(Stored data entries)
+ + + + +
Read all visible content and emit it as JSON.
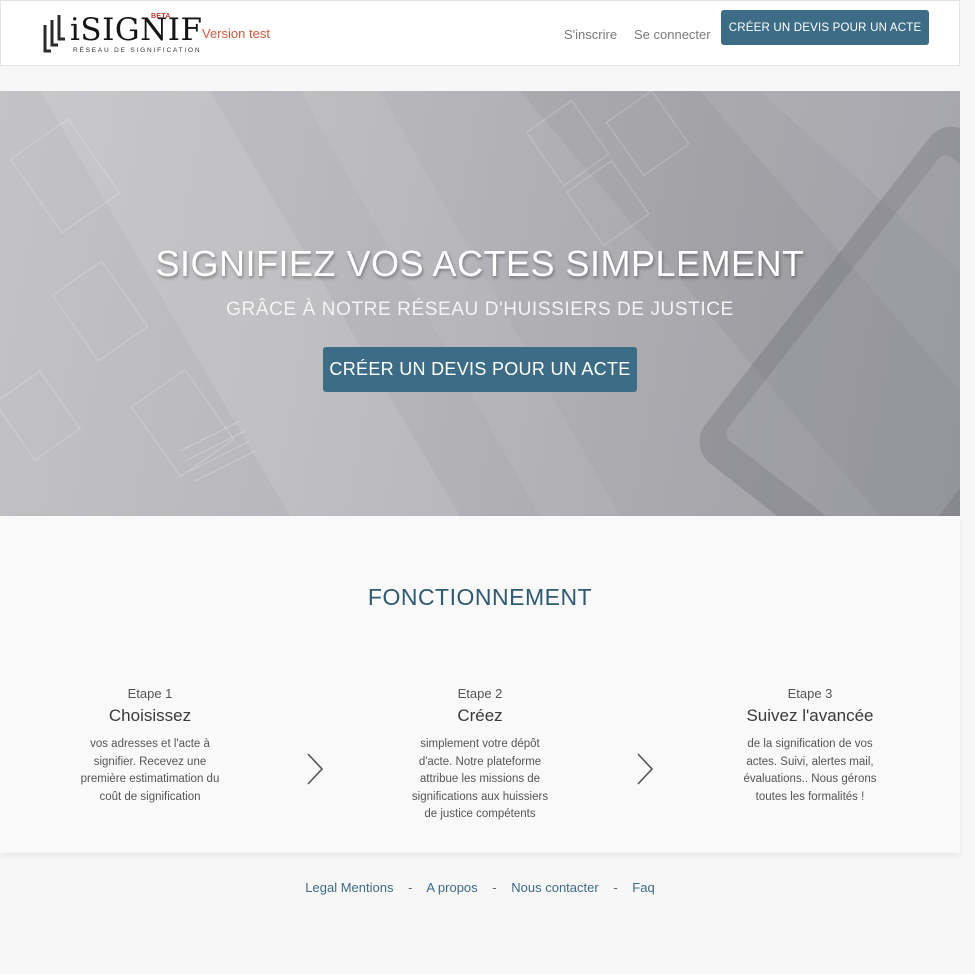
{
  "header": {
    "logo": {
      "name": "iSIGNIF",
      "badge": "BETA",
      "tagline": "RÉSEAU DE SIGNIFICATION"
    },
    "version_label": "Version test",
    "signup_label": "S'inscrire",
    "login_label": "Se connecter",
    "cta_label": "CRÉER UN DEVIS POUR UN ACTE"
  },
  "hero": {
    "title": "SIGNIFIEZ VOS ACTES SIMPLEMENT",
    "subtitle": "GRÂCE À NOTRE RÉSEAU D'HUISSIERS DE JUSTICE",
    "cta_label": "CRÉER UN DEVIS POUR UN ACTE"
  },
  "how_it_works": {
    "title": "FONCTIONNEMENT",
    "steps": [
      {
        "label": "Etape 1",
        "title": "Choisissez",
        "description": "vos adresses et l'acte à signifier. Recevez une première estimatimation du coût de signification"
      },
      {
        "label": "Etape 2",
        "title": "Créez",
        "description": "simplement votre dépôt d'acte. Notre plateforme attribue les missions de significations aux huissiers de justice compétents"
      },
      {
        "label": "Etape 3",
        "title": "Suivez l'avancée",
        "description": "de la signification de vos actes. Suivi, alertes mail, évaluations.. Nous gérons toutes les formalités !"
      }
    ],
    "separator_icon": "chevron-right-icon"
  },
  "footer": {
    "links": [
      "Legal Mentions",
      "A propos",
      "Nous contacter",
      "Faq"
    ],
    "separator": "-"
  },
  "colors": {
    "accent": "#3d6c86",
    "title": "#2f5a73",
    "version": "#d05a3a",
    "beta": "#c0392b"
  }
}
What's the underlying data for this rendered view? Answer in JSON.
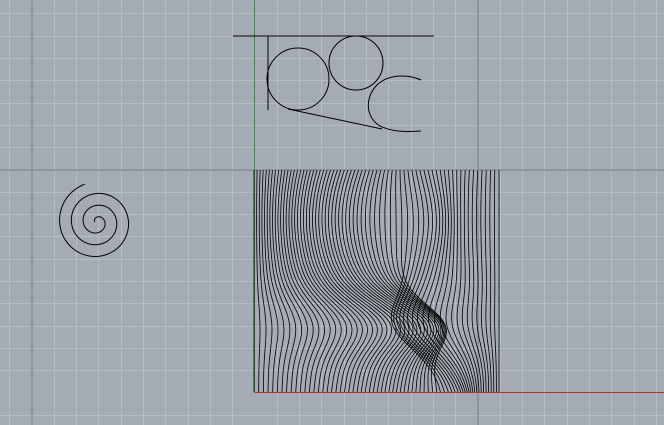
{
  "viewport": {
    "background": "#a5abb4",
    "grid_minor_color": "#b7bdc5",
    "grid_major_color": "#8f959d",
    "x_axis_color": "#c0302a",
    "y_axis_color": "#2f9a3a",
    "curve_color": "#000000"
  },
  "objects": [
    "circles-with-tangent-lines",
    "spiral-curve",
    "contour-line-field"
  ]
}
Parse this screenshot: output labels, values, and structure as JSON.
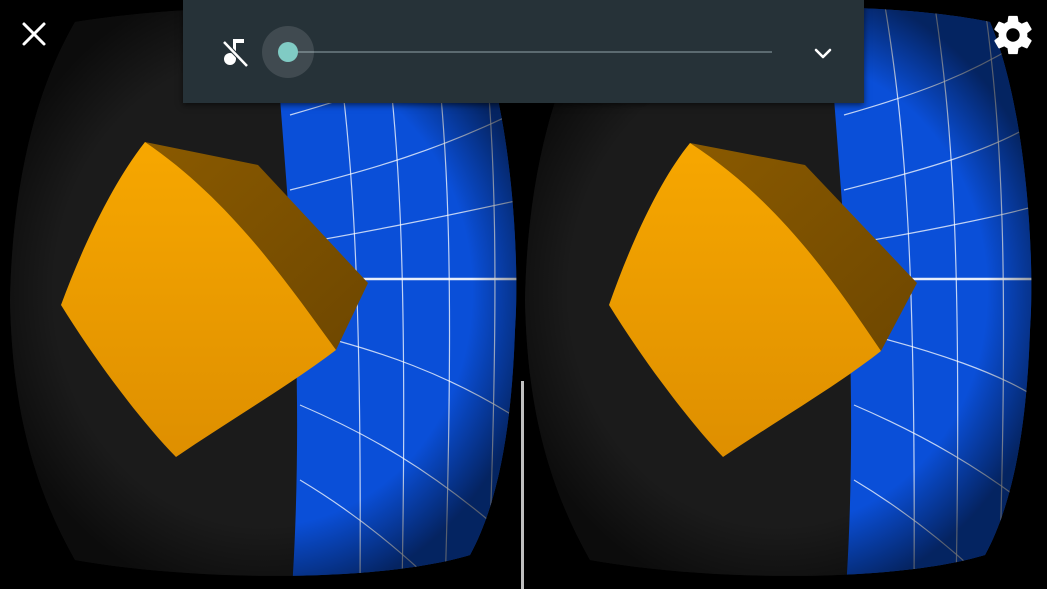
{
  "viewer": {
    "colors": {
      "lens_surround": "#1b1b1b",
      "globe_blue": "#0a4fd8",
      "grid_line": "#ffffff",
      "cube_front": "#f3a000",
      "cube_side": "#7f5200",
      "divider": "#bfbfbf"
    }
  },
  "controls": {
    "close_icon": "close-icon",
    "settings_icon": "gear-icon"
  },
  "audio_panel": {
    "background": "#263238",
    "mute_icon": "music-off-icon",
    "volume_level": 0.0,
    "accent_color": "#80cbc4",
    "expand_icon": "chevron-down-icon"
  }
}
+ + + + +
Written instruction:
Transcribe the full listing character for character. Pictures are excluded.

Reply:
Read all visible content and emit it as JSON.
{
  "header": {
    "logo": {
      "name": "iSIGNIF",
      "badge": "BETA",
      "tagline": "RÉSEAU DE SIGNIFICATION"
    },
    "version_label": "Version test",
    "signup_label": "S'inscrire",
    "login_label": "Se connecter",
    "cta_label": "CRÉER UN DEVIS POUR UN ACTE"
  },
  "hero": {
    "title": "SIGNIFIEZ VOS ACTES SIMPLEMENT",
    "subtitle": "GRÂCE À NOTRE RÉSEAU D'HUISSIERS DE JUSTICE",
    "cta_label": "CRÉER UN DEVIS POUR UN ACTE"
  },
  "how_it_works": {
    "title": "FONCTIONNEMENT",
    "steps": [
      {
        "label": "Etape 1",
        "title": "Choisissez",
        "description": "vos adresses et l'acte à signifier. Recevez une première estimatimation du coût de signification"
      },
      {
        "label": "Etape 2",
        "title": "Créez",
        "description": "simplement votre dépôt d'acte. Notre plateforme attribue les missions de significations aux huissiers de justice compétents"
      },
      {
        "label": "Etape 3",
        "title": "Suivez l'avancée",
        "description": "de la signification de vos actes. Suivi, alertes mail, évaluations.. Nous gérons toutes les formalités !"
      }
    ],
    "separator_icon": "chevron-right-icon"
  },
  "footer": {
    "links": [
      "Legal Mentions",
      "A propos",
      "Nous contacter",
      "Faq"
    ],
    "separator": "-"
  },
  "colors": {
    "accent": "#3d6c86",
    "title": "#2f5a73",
    "version": "#d05a3a",
    "beta": "#c0392b"
  }
}
What's the underlying data for this rendered view? Answer in JSON.
{
  "viewport": {
    "background": "#a5abb4",
    "grid_minor_color": "#b7bdc5",
    "grid_major_color": "#8f959d",
    "x_axis_color": "#c0302a",
    "y_axis_color": "#2f9a3a",
    "curve_color": "#000000"
  },
  "objects": [
    "circles-with-tangent-lines",
    "spiral-curve",
    "contour-line-field"
  ]
}
Parse this screenshot: output labels, values, and structure as JSON.
{
  "viewer": {
    "colors": {
      "lens_surround": "#1b1b1b",
      "globe_blue": "#0a4fd8",
      "grid_line": "#ffffff",
      "cube_front": "#f3a000",
      "cube_side": "#7f5200",
      "divider": "#bfbfbf"
    }
  },
  "controls": {
    "close_icon": "close-icon",
    "settings_icon": "gear-icon"
  },
  "audio_panel": {
    "background": "#263238",
    "mute_icon": "music-off-icon",
    "volume_level": 0.0,
    "accent_color": "#80cbc4",
    "expand_icon": "chevron-down-icon"
  }
}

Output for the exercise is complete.